THE PROBLEM → Can you write out all the lines word for word, with no pictures?

INPUT FOR THIS TASK →
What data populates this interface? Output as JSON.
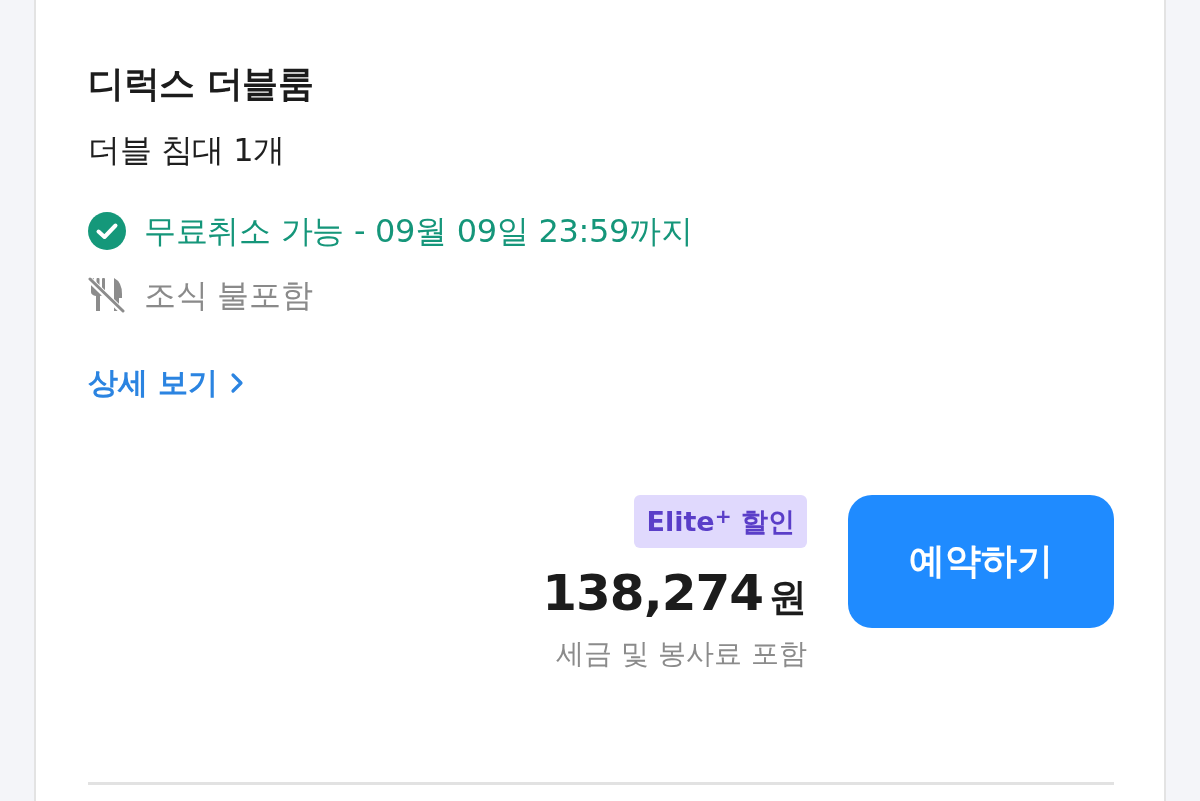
{
  "room": {
    "name": "디럭스 더블룸",
    "bed": "더블 침대 1개"
  },
  "features": [
    {
      "kind": "cancellation",
      "text": "무료취소 가능 - 09월 09일 23:59까지"
    },
    {
      "kind": "breakfast",
      "text": "조식 불포함"
    }
  ],
  "details_link": "상세 보기",
  "price": {
    "badge": "Elite$^{+}$ 할인",
    "amount": "138,274",
    "currency": "원",
    "note": "세금 및 봉사료 포함"
  },
  "book_button": "예약하기"
}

SOLUTION →
What data populates this interface? Output as JSON.
{
  "room": {
    "name": "디럭스 더블룸",
    "bed": "더블 침대 1개"
  },
  "features": [
    {
      "kind": "cancellation",
      "text": "무료취소 가능 - 09월 09일 23:59까지"
    },
    {
      "kind": "breakfast",
      "text": "조식 불포함"
    }
  ],
  "details_link": "상세 보기",
  "price": {
    "badge": "Elite$^{+}$ 할인",
    "amount": "138,274",
    "currency": "원",
    "note": "세금 및 봉사료 포함"
  },
  "book_button": "예약하기"
}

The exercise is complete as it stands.